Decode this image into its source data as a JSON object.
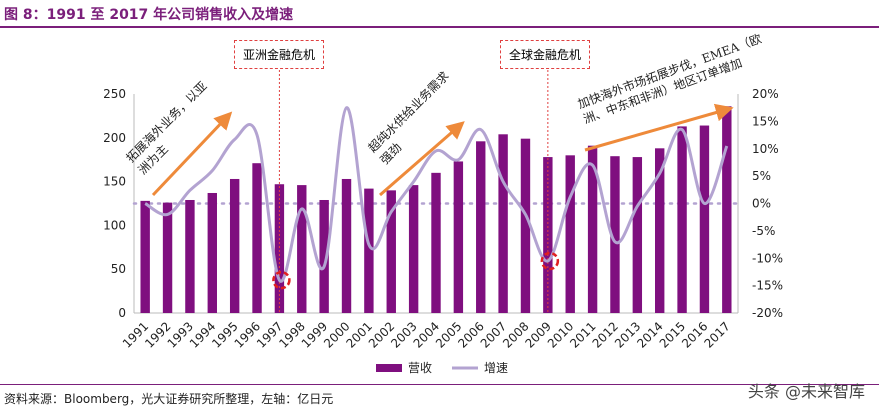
{
  "title": "图 8：1991 至 2017 年公司销售收入及增速",
  "source": "资料来源：Bloomberg，光大证券研究所整理，左轴：亿日元",
  "watermark": "头条 @未来智库",
  "annotations": {
    "asia_crisis": "亚洲金融危机",
    "global_crisis": "全球金融危机",
    "phase1": "拓展海外业务，以亚洲为主",
    "phase2": "超纯水供给业务需求强劲",
    "phase3": "加快海外市场拓展步伐，EMEA（欧洲、中东和非洲）地区订单增加"
  },
  "colors": {
    "bar": "#7f0f7f",
    "line": "#b3a3d1",
    "arrow": "#ee8a3a",
    "highlight": "#e02020",
    "title": "#7b1f7b"
  },
  "chart_data": {
    "type": "bar+line",
    "categories": [
      "1991",
      "1992",
      "1993",
      "1994",
      "1995",
      "1996",
      "1997",
      "1998",
      "1999",
      "2000",
      "2001",
      "2002",
      "2003",
      "2004",
      "2005",
      "2006",
      "2007",
      "2008",
      "2009",
      "2010",
      "2011",
      "2012",
      "2013",
      "2014",
      "2015",
      "2016",
      "2017"
    ],
    "series": [
      {
        "name": "营收",
        "type": "bar",
        "axis": "left",
        "values": [
          128,
          126,
          129,
          137,
          153,
          171,
          147,
          146,
          129,
          153,
          142,
          140,
          146,
          160,
          173,
          196,
          204,
          199,
          178,
          180,
          191,
          179,
          178,
          188,
          213,
          214,
          236
        ]
      },
      {
        "name": "增速",
        "type": "line",
        "axis": "right",
        "values": [
          0,
          -2,
          2.4,
          6,
          11.7,
          12.5,
          -14,
          -1,
          -11.5,
          17.5,
          -7.5,
          -1.5,
          4,
          9.6,
          8,
          13.5,
          4,
          -2,
          -10.5,
          1.2,
          7,
          -7,
          -0.5,
          5.5,
          13.5,
          0,
          10.5
        ]
      }
    ],
    "left_axis": {
      "ylim": [
        0,
        250
      ],
      "ticks": [
        "0",
        "50",
        "100",
        "150",
        "200",
        "250"
      ]
    },
    "right_axis": {
      "ylim": [
        -20,
        20
      ],
      "ticks": [
        "-20%",
        "-15%",
        "-10%",
        "-5%",
        "0%",
        "5%",
        "10%",
        "15%",
        "20%"
      ]
    },
    "legend": {
      "position": "bottom",
      "entries": [
        "营收",
        "增速"
      ]
    },
    "grid": false
  }
}
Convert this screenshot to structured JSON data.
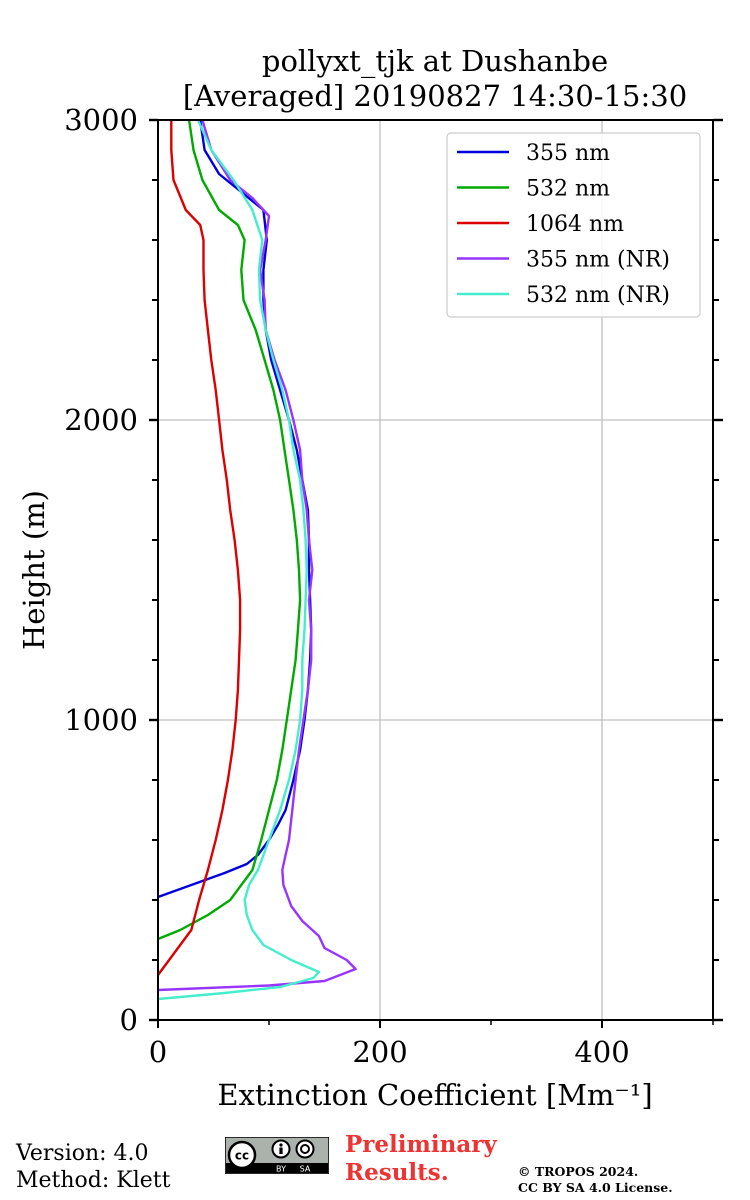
{
  "chart_data": {
    "type": "line",
    "title": "pollyxt_tjk at Dushanbe",
    "subtitle": "[Averaged] 20190827 14:30-15:30",
    "xlabel": "Extinction Coefficient [Mm⁻¹]",
    "ylabel": "Height (m)",
    "xlim": [
      0,
      500
    ],
    "ylim": [
      0,
      3000
    ],
    "xticks": [
      0,
      200,
      400
    ],
    "yticks": [
      0,
      1000,
      2000,
      3000
    ],
    "grid": true,
    "legend_position": "top-right",
    "series": [
      {
        "name": "355 nm",
        "color": "#0000dd",
        "points": [
          [
            0,
            410
          ],
          [
            30,
            450
          ],
          [
            60,
            490
          ],
          [
            80,
            520
          ],
          [
            90,
            550
          ],
          [
            100,
            600
          ],
          [
            108,
            650
          ],
          [
            115,
            700
          ],
          [
            122,
            800
          ],
          [
            128,
            900
          ],
          [
            132,
            1000
          ],
          [
            135,
            1100
          ],
          [
            137,
            1200
          ],
          [
            138,
            1300
          ],
          [
            137,
            1400
          ],
          [
            136,
            1500
          ],
          [
            136,
            1600
          ],
          [
            135,
            1700
          ],
          [
            130,
            1800
          ],
          [
            125,
            1900
          ],
          [
            118,
            2000
          ],
          [
            110,
            2100
          ],
          [
            102,
            2200
          ],
          [
            97,
            2300
          ],
          [
            95,
            2400
          ],
          [
            95,
            2500
          ],
          [
            98,
            2600
          ],
          [
            95,
            2700
          ],
          [
            75,
            2760
          ],
          [
            55,
            2820
          ],
          [
            42,
            2900
          ],
          [
            38,
            3000
          ]
        ]
      },
      {
        "name": "532 nm",
        "color": "#00aa00",
        "points": [
          [
            0,
            270
          ],
          [
            20,
            300
          ],
          [
            45,
            350
          ],
          [
            65,
            400
          ],
          [
            75,
            450
          ],
          [
            85,
            500
          ],
          [
            93,
            600
          ],
          [
            100,
            700
          ],
          [
            107,
            800
          ],
          [
            112,
            900
          ],
          [
            116,
            1000
          ],
          [
            120,
            1100
          ],
          [
            124,
            1200
          ],
          [
            126,
            1300
          ],
          [
            128,
            1400
          ],
          [
            127,
            1500
          ],
          [
            125,
            1600
          ],
          [
            122,
            1700
          ],
          [
            118,
            1800
          ],
          [
            114,
            1900
          ],
          [
            110,
            2000
          ],
          [
            104,
            2100
          ],
          [
            96,
            2200
          ],
          [
            88,
            2300
          ],
          [
            77,
            2400
          ],
          [
            75,
            2500
          ],
          [
            78,
            2600
          ],
          [
            72,
            2650
          ],
          [
            55,
            2700
          ],
          [
            40,
            2800
          ],
          [
            32,
            2900
          ],
          [
            28,
            3000
          ]
        ]
      },
      {
        "name": "1064 nm",
        "color": "#dd0000",
        "points": [
          [
            0,
            150
          ],
          [
            10,
            200
          ],
          [
            20,
            250
          ],
          [
            30,
            300
          ],
          [
            37,
            400
          ],
          [
            45,
            500
          ],
          [
            52,
            600
          ],
          [
            58,
            700
          ],
          [
            63,
            800
          ],
          [
            67,
            900
          ],
          [
            70,
            1000
          ],
          [
            72,
            1100
          ],
          [
            73,
            1200
          ],
          [
            74,
            1300
          ],
          [
            74,
            1400
          ],
          [
            72,
            1500
          ],
          [
            69,
            1600
          ],
          [
            65,
            1700
          ],
          [
            62,
            1800
          ],
          [
            58,
            1900
          ],
          [
            55,
            2000
          ],
          [
            52,
            2100
          ],
          [
            48,
            2200
          ],
          [
            45,
            2300
          ],
          [
            42,
            2400
          ],
          [
            41,
            2500
          ],
          [
            41,
            2600
          ],
          [
            38,
            2650
          ],
          [
            25,
            2700
          ],
          [
            14,
            2800
          ],
          [
            12,
            2900
          ],
          [
            12,
            3000
          ]
        ]
      },
      {
        "name": "355 nm (NR)",
        "color": "#9933ff",
        "points": [
          [
            0,
            100
          ],
          [
            100,
            115
          ],
          [
            150,
            130
          ],
          [
            178,
            170
          ],
          [
            170,
            200
          ],
          [
            150,
            240
          ],
          [
            145,
            280
          ],
          [
            130,
            330
          ],
          [
            120,
            380
          ],
          [
            113,
            450
          ],
          [
            112,
            500
          ],
          [
            115,
            550
          ],
          [
            118,
            600
          ],
          [
            121,
            700
          ],
          [
            124,
            800
          ],
          [
            127,
            900
          ],
          [
            131,
            1000
          ],
          [
            135,
            1100
          ],
          [
            138,
            1200
          ],
          [
            138,
            1300
          ],
          [
            136,
            1400
          ],
          [
            139,
            1500
          ],
          [
            136,
            1600
          ],
          [
            134,
            1700
          ],
          [
            130,
            1800
          ],
          [
            128,
            1900
          ],
          [
            122,
            2000
          ],
          [
            115,
            2100
          ],
          [
            105,
            2200
          ],
          [
            97,
            2300
          ],
          [
            96,
            2400
          ],
          [
            92,
            2500
          ],
          [
            97,
            2600
          ],
          [
            100,
            2680
          ],
          [
            85,
            2740
          ],
          [
            65,
            2800
          ],
          [
            48,
            2900
          ],
          [
            40,
            3000
          ]
        ]
      },
      {
        "name": "532 nm (NR)",
        "color": "#44eecc",
        "points": [
          [
            0,
            70
          ],
          [
            60,
            90
          ],
          [
            110,
            110
          ],
          [
            140,
            140
          ],
          [
            145,
            160
          ],
          [
            120,
            200
          ],
          [
            95,
            250
          ],
          [
            85,
            300
          ],
          [
            80,
            350
          ],
          [
            78,
            400
          ],
          [
            82,
            450
          ],
          [
            90,
            500
          ],
          [
            100,
            600
          ],
          [
            110,
            700
          ],
          [
            118,
            800
          ],
          [
            124,
            900
          ],
          [
            128,
            1000
          ],
          [
            130,
            1100
          ],
          [
            130,
            1200
          ],
          [
            132,
            1300
          ],
          [
            133,
            1400
          ],
          [
            134,
            1500
          ],
          [
            133,
            1600
          ],
          [
            131,
            1700
          ],
          [
            128,
            1800
          ],
          [
            122,
            1900
          ],
          [
            118,
            2000
          ],
          [
            112,
            2100
          ],
          [
            104,
            2200
          ],
          [
            97,
            2300
          ],
          [
            92,
            2400
          ],
          [
            91,
            2500
          ],
          [
            94,
            2600
          ],
          [
            85,
            2700
          ],
          [
            68,
            2800
          ],
          [
            48,
            2900
          ],
          [
            36,
            3000
          ]
        ]
      }
    ]
  },
  "footer": {
    "version": "Version: 4.0",
    "method": "Method: Klett",
    "prelim_line1": "Preliminary",
    "prelim_line2": "Results.",
    "copyright_line1": "© TROPOS 2024.",
    "copyright_line2": "CC BY SA 4.0 License.",
    "badge_labels": [
      "BY",
      "SA"
    ]
  }
}
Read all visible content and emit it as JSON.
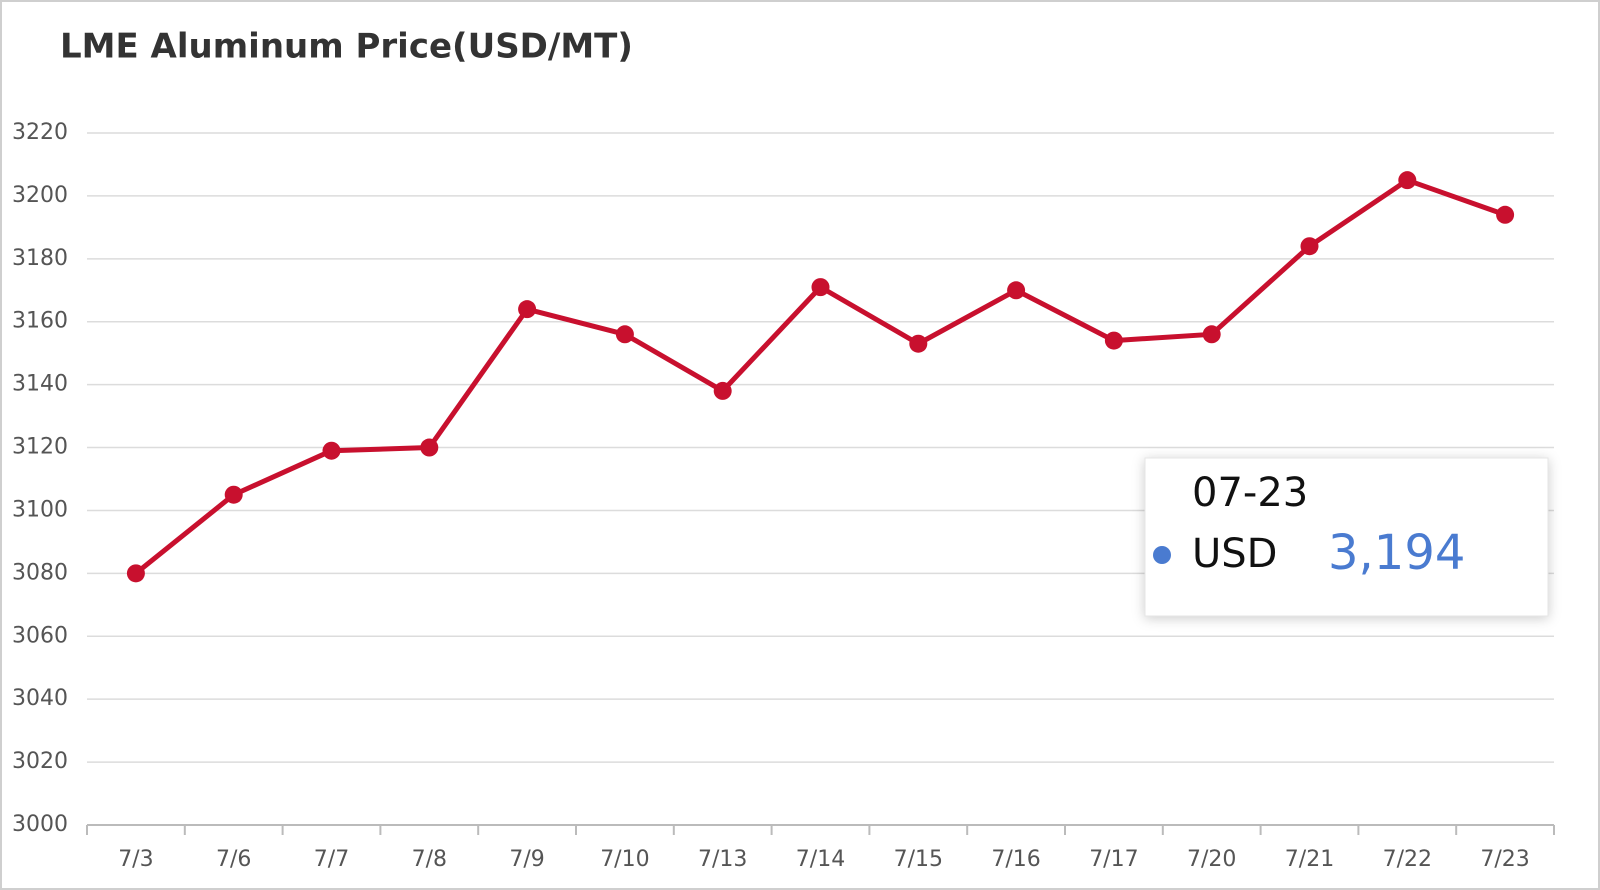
{
  "chart_data": {
    "type": "line",
    "title": "LME Aluminum Price(USD/MT)",
    "categories": [
      "7/3",
      "7/6",
      "7/7",
      "7/8",
      "7/9",
      "7/10",
      "7/13",
      "7/14",
      "7/15",
      "7/16",
      "7/17",
      "7/20",
      "7/21",
      "7/22",
      "7/23"
    ],
    "values": [
      3080,
      3105,
      3119,
      3120,
      3164,
      3156,
      3138,
      3171,
      3153,
      3170,
      3154,
      3156,
      3184,
      3205,
      3194
    ],
    "color": "#c8102e",
    "ylim": [
      3000,
      3220
    ],
    "yticks": [
      3000,
      3020,
      3040,
      3060,
      3080,
      3100,
      3120,
      3140,
      3160,
      3180,
      3200,
      3220
    ],
    "grid": true,
    "tooltip": {
      "title": "07-23",
      "name": "USD",
      "value_label": "3,194",
      "dot_color": "#4a7bd0"
    }
  }
}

+ + + + +

WHAT IS REQUIRED
Report how many lines of the entries hold the string "this". Provide the number alone.

WORKED ANSWER
2